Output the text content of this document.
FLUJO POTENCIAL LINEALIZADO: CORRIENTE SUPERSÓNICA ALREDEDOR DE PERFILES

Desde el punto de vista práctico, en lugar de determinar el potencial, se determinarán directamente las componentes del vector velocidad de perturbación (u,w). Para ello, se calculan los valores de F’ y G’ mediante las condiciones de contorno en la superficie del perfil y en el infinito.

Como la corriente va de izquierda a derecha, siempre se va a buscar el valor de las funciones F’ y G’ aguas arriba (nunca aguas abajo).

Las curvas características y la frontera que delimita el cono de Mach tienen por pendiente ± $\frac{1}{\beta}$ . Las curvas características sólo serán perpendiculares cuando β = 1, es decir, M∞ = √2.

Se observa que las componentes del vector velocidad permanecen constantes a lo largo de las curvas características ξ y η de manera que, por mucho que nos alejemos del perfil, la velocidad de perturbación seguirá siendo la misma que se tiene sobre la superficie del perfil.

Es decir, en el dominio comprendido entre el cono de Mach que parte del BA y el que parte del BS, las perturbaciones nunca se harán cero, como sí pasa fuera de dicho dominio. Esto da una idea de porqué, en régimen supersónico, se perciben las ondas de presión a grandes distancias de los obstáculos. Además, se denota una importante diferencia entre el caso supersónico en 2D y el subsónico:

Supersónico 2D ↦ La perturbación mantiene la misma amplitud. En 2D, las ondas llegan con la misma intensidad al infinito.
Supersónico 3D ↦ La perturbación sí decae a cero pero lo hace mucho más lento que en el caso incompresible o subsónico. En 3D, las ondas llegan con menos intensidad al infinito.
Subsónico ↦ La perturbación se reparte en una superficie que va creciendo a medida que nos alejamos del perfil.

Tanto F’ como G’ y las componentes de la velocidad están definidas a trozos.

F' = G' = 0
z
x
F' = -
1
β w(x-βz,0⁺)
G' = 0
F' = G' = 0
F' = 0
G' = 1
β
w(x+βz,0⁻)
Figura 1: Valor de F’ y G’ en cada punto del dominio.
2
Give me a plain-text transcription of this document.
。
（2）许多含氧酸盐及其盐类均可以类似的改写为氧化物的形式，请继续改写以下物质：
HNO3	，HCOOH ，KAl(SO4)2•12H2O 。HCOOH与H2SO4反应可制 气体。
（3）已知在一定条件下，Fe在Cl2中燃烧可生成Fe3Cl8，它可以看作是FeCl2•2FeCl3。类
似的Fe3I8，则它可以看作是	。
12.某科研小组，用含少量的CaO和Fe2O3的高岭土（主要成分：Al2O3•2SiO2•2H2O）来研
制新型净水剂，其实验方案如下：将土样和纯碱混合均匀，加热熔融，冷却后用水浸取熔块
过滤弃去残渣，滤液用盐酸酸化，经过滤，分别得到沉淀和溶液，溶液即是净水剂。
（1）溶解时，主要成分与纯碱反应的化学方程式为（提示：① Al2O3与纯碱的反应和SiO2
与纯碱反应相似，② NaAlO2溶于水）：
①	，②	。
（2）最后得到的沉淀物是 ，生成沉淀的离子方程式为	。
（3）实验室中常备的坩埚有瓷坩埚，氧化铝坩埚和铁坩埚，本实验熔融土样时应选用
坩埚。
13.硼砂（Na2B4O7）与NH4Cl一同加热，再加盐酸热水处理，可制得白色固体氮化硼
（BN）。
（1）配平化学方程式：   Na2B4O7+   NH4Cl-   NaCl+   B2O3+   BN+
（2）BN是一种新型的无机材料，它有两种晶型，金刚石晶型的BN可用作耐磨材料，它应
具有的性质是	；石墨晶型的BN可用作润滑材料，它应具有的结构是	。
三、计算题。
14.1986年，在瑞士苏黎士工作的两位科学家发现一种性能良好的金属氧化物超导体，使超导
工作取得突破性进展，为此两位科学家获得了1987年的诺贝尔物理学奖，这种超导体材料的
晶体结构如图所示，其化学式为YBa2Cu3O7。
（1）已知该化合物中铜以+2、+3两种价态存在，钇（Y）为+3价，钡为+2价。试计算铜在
-=-=-
» **What is required**
Count the lines in the entries that hold the word "this", and give nothing but the total.

» **The output**
2